[begin Data provided]
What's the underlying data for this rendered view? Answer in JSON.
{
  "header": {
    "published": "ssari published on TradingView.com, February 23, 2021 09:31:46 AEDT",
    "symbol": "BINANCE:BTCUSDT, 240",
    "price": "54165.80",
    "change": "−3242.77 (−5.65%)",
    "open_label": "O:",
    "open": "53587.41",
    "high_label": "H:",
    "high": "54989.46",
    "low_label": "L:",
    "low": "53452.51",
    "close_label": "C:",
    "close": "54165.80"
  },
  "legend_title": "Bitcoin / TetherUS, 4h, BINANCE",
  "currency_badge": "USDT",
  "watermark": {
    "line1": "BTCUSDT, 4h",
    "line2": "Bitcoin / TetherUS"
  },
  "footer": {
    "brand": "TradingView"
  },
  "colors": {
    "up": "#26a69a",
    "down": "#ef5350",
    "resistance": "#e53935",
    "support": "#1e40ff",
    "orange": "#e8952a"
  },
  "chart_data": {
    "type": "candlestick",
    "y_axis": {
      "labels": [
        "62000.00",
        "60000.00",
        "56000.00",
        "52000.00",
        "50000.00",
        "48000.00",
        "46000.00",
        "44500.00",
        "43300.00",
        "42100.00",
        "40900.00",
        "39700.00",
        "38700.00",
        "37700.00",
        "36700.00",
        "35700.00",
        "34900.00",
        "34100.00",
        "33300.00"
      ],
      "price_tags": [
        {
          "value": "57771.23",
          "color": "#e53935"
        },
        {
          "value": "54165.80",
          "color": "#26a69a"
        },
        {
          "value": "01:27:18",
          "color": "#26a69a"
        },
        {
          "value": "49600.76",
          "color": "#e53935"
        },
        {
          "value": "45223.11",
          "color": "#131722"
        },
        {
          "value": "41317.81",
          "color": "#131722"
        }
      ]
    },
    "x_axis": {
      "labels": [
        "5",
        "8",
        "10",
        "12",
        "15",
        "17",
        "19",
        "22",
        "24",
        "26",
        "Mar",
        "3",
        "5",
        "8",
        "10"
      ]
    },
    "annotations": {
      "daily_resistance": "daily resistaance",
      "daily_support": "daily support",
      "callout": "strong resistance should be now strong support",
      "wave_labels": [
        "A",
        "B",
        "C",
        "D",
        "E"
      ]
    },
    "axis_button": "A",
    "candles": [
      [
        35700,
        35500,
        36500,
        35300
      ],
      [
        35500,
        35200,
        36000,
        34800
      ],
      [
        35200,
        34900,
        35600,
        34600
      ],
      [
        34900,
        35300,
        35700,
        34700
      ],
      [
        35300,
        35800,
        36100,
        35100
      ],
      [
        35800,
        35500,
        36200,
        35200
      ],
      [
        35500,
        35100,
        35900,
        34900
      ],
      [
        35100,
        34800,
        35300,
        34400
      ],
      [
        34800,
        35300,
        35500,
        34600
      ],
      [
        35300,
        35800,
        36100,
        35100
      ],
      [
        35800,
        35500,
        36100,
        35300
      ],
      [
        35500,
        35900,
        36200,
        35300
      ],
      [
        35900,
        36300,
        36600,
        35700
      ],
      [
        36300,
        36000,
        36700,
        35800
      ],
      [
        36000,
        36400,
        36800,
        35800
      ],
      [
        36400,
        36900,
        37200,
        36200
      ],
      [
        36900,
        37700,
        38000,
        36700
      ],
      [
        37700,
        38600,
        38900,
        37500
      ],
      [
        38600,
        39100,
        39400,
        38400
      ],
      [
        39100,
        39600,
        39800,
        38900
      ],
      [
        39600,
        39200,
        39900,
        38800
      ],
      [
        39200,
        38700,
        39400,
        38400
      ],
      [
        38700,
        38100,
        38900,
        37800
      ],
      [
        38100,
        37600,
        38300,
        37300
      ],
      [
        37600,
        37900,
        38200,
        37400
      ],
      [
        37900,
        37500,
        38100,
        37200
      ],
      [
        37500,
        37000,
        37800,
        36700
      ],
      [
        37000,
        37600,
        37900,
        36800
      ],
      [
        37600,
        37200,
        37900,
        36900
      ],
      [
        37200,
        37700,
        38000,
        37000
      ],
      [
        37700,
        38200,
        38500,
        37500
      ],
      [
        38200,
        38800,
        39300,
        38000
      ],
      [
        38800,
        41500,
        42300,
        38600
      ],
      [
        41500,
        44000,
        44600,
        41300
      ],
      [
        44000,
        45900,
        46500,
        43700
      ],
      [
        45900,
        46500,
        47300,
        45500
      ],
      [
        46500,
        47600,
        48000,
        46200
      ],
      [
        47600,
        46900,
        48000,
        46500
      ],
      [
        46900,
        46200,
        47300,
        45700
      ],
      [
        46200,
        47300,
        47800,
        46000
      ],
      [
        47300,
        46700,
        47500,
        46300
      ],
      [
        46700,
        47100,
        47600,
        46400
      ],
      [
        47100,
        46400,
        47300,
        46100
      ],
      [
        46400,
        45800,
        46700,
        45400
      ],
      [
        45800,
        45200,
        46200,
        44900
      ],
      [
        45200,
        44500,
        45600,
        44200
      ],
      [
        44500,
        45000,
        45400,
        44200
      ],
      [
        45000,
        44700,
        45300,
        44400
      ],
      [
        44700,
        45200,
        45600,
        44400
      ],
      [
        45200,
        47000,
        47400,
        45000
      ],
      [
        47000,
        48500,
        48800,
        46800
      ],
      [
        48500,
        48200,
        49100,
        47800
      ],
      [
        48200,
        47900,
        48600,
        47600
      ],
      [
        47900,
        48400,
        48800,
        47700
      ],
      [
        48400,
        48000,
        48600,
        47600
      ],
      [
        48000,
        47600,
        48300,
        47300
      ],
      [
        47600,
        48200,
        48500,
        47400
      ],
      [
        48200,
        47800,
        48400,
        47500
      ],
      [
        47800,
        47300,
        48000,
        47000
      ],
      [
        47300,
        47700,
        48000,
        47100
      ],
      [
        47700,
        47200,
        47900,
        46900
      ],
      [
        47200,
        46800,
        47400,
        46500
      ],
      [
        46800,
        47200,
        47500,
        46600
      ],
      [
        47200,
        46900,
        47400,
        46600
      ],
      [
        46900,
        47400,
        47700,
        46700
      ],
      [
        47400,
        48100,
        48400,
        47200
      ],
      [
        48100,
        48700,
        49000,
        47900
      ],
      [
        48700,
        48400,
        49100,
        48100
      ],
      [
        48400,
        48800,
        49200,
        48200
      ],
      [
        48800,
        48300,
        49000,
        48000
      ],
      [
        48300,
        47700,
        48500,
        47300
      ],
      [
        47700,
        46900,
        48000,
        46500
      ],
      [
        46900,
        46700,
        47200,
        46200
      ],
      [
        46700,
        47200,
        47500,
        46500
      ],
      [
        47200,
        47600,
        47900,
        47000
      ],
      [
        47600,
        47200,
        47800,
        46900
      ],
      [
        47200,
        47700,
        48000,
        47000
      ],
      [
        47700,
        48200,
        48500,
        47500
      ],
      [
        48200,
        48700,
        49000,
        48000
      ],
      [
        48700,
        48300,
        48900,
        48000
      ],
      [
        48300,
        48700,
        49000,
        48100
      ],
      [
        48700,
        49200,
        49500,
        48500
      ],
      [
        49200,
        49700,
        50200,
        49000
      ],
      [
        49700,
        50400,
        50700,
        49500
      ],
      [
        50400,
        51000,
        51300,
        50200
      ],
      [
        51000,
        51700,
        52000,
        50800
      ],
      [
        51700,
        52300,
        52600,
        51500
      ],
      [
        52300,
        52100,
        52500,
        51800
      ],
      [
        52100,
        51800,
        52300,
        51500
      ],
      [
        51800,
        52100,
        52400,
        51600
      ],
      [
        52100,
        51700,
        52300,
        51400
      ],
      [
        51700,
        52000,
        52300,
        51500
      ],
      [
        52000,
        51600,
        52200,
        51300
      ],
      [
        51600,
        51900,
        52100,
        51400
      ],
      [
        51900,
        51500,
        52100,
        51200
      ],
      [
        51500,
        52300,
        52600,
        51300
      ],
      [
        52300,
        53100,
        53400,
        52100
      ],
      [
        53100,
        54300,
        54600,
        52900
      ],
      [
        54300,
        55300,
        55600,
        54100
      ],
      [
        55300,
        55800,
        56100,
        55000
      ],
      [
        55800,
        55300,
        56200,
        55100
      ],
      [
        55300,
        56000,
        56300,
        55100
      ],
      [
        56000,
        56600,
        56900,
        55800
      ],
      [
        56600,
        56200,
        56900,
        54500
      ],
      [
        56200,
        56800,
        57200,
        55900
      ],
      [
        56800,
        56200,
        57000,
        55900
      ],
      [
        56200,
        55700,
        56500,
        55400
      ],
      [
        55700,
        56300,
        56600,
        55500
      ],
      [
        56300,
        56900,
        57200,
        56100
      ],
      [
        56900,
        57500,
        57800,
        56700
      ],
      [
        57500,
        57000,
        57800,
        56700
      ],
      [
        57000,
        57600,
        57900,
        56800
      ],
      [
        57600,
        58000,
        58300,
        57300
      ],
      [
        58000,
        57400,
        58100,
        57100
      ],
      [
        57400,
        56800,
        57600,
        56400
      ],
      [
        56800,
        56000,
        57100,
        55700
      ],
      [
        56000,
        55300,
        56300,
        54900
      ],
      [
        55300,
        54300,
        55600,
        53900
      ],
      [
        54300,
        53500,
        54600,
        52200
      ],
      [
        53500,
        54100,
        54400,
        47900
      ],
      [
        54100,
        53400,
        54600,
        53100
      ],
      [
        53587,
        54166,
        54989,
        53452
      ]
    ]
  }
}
[end Data provided]
§ What is being asked: Determine how many lines of the listing hold the word "Bitcoin" and reply with that figure alone.

§ Response to this task: 2